## Stored data:
- - - - - - -

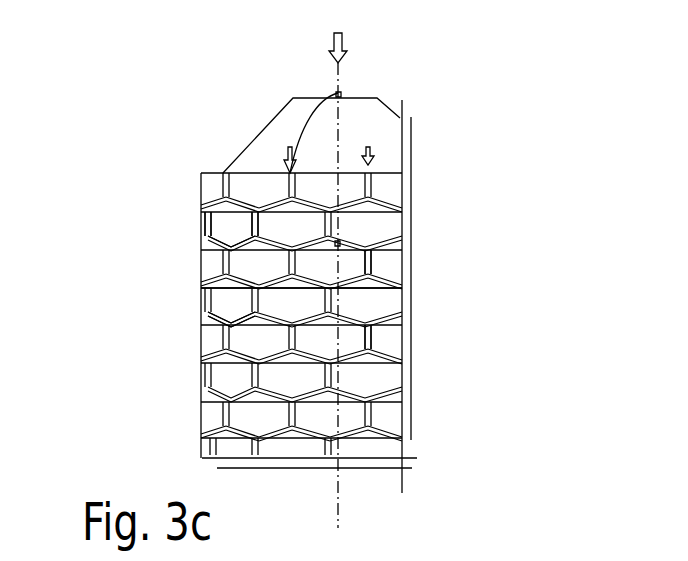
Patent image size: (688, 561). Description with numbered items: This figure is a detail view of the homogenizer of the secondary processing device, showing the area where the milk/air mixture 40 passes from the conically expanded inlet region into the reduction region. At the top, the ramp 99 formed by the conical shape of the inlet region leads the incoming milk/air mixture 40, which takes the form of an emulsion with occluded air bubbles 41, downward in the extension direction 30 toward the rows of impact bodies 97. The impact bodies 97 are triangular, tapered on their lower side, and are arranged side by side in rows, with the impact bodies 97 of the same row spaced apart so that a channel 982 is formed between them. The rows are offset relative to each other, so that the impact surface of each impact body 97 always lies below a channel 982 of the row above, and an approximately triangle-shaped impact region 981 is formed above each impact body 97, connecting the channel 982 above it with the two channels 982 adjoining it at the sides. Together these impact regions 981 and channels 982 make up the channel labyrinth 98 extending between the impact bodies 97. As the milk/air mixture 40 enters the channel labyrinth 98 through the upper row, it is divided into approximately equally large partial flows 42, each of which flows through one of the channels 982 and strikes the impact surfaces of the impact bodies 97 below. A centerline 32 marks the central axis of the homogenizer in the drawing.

The extension direction 30 is at (340, 42).
The center axis line 32 is at (338, 510).
The milk/air mixture 40 is at (302, 123).
The air bubbles 41 is at (339, 94).
The partial flows 42 is at (372, 264).
The impact bodies 97 is at (225, 230).
The channel labyrinth 98 is at (210, 282).
The impact region 981 is at (255, 320).
The channel 982 is at (377, 340).
The ramp 99 is at (255, 138).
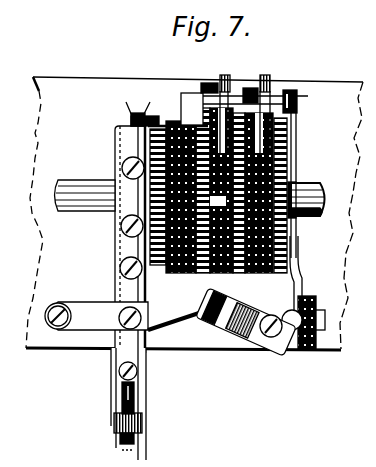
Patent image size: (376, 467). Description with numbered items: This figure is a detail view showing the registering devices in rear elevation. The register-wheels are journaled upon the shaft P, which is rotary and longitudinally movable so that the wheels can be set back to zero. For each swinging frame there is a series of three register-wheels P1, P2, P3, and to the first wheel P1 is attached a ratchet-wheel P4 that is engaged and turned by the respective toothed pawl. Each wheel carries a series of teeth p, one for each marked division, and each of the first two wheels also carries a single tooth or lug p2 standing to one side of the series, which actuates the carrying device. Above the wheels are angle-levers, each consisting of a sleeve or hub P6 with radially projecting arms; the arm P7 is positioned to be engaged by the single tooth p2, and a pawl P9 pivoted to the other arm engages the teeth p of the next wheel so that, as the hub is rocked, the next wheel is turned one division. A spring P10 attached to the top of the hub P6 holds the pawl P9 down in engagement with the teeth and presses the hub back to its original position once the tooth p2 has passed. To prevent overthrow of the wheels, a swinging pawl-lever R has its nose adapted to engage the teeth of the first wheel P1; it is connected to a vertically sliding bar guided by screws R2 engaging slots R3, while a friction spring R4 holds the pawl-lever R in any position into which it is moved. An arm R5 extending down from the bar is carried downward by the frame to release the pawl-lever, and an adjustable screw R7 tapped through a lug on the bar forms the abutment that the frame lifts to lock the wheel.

The shaft P is at (70, 172).
The register-wheel P1 is at (166, 266).
The register-wheel P2 is at (213, 265).
The register-wheel P3 is at (285, 254).
The ratchet-wheel P4 is at (136, 198).
The sleeve or hub P6 is at (252, 92).
The arm P7 is at (208, 108).
The pawl P9 is at (277, 134).
The spring P10 is at (222, 72).
The teeth p is at (228, 268).
The single tooth or lug p2 is at (184, 116).
The pawl-lever R is at (128, 323).
The screw R2 is at (112, 260).
The slot R3 is at (118, 275).
The spring R4 is at (246, 322).
The arm R5 is at (114, 443).
The screw R7 is at (128, 398).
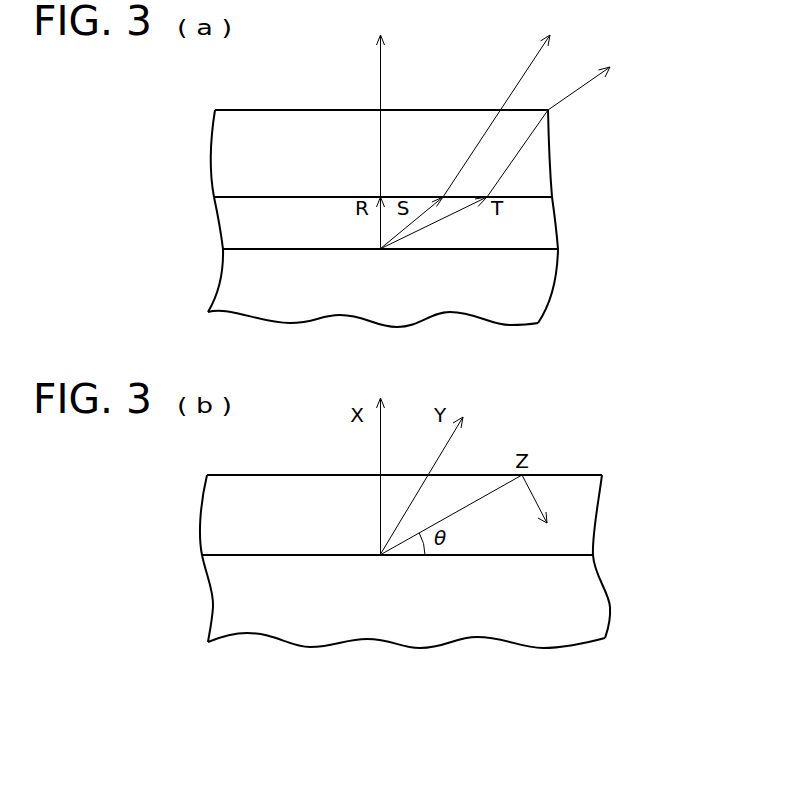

- - - - - - -

## What the task asks:
Put the lines of all the rows above into a numbered list, skipping any blank lines. Leave the pictures out of your answer.

## Result:
1. Patent image size: (688, 561). Description with numbered items: This figure is a detail view of the homogenizer of the secondary processing device, showing the area where the milk/air mixture 40 passes from the conically expanded inlet region into the reduction region. At the top, the ramp 99 formed by the conical shape of the inlet region leads the incoming milk/air mixture 40, which takes the form of an emulsion with occluded air bubbles 41, downward in the extension direction 30 toward the rows of impact bodies 97. The impact bodies 97 are triangular, tapered on their lower side, and are arranged side by side in rows, with the impact bodies 97 of the same row spaced apart so that a channel 982 is formed between them. The rows are offset relative to each other, so that the impact surface of each impact body 97 always lies below a channel 982 of the row above, and an approximately triangle-shaped impact region 981 is formed above each impact body 97, connecting the channel 982 above it with the two channels 982 adjoining it at the sides. Together these impact regions 981 and channels 982 make up the channel labyrinth 98 extending between the impact bodies 97. As the milk/air mixture 40 enters the channel labyrinth 98 through the upper row, it is divided into approximately equally large partial flows 42, each of which flows through one of the channels 982 and strikes the impact surfaces of the impact bodies 97 below. A centerline 32 marks the central axis of the homogenizer in the drawing.
2. The extension direction 30 is at (340, 42).
3. The center axis line 32 is at (338, 510).
4. The milk/air mixture 40 is at (302, 123).
5. The air bubbles 41 is at (339, 94).
6. The partial flows 42 is at (372, 264).
7. The impact bodies 97 is at (225, 230).
8. The channel labyrinth 98 is at (210, 282).
9. The impact region 981 is at (255, 320).
10. The channel 982 is at (377, 340).
11. The ramp 99 is at (255, 138).
12. Patent image size: (376, 467). Description with numbered items: This figure is a detail view showing the registering devices in rear elevation. The register-wheels are journaled upon the shaft P, which is rotary and longitudinally movable so that the wheels can be set back to zero. For each swinging frame there is a series of three register-wheels P1, P2, P3, and to the first wheel P1 is attached a ratchet-wheel P4 that is engaged and turned by the respective toothed pawl. Each wheel carries a series of teeth p, one for each marked division, and each of the first two wheels also carries a single tooth or lug p2 standing to one side of the series, which actuates the carrying device. Above the wheels are angle-levers, each consisting of a sleeve or hub P6 with radially projecting arms; the arm P7 is positioned to be engaged by the single tooth p2, and a pawl P9 pivoted to the other arm engages the teeth p of the next wheel so that, as the hub is rocked, the next wheel is turned one division. A spring P10 attached to the top of the hub P6 holds the pawl P9 down in engagement with the teeth and presses the hub back to its original position once the tooth p2 has passed. To prevent overthrow of the wheels, a swinging pawl-lever R has its nose adapted to engage the teeth of the first wheel P1; it is connected to a vertically sliding bar guided by screws R2 engaging slots R3, while a friction spring R4 holds the pawl-lever R in any position into which it is moved. An arm R5 extending down from the bar is carried downward by the frame to release the pawl-lever, and an adjustable screw R7 tapped through a lug on the bar forms the abutment that the frame lifts to lock the wheel.
13. The shaft P is at (70, 172).
14. The register-wheel P1 is at (166, 266).
15. The register-wheel P2 is at (213, 265).
16. The register-wheel P3 is at (285, 254).
17. The ratchet-wheel P4 is at (136, 198).
18. The sleeve or hub P6 is at (252, 92).
19. The arm P7 is at (208, 108).
20. The pawl P9 is at (277, 134).
21. The spring P10 is at (222, 72).
22. The teeth p is at (228, 268).
23. The single tooth or lug p2 is at (184, 116).
24. The pawl-lever R is at (128, 323).
25. The screw R2 is at (112, 260).
26. The slot R3 is at (118, 275).
27. The spring R4 is at (246, 322).
28. The arm R5 is at (114, 443).
29. The screw R7 is at (128, 398).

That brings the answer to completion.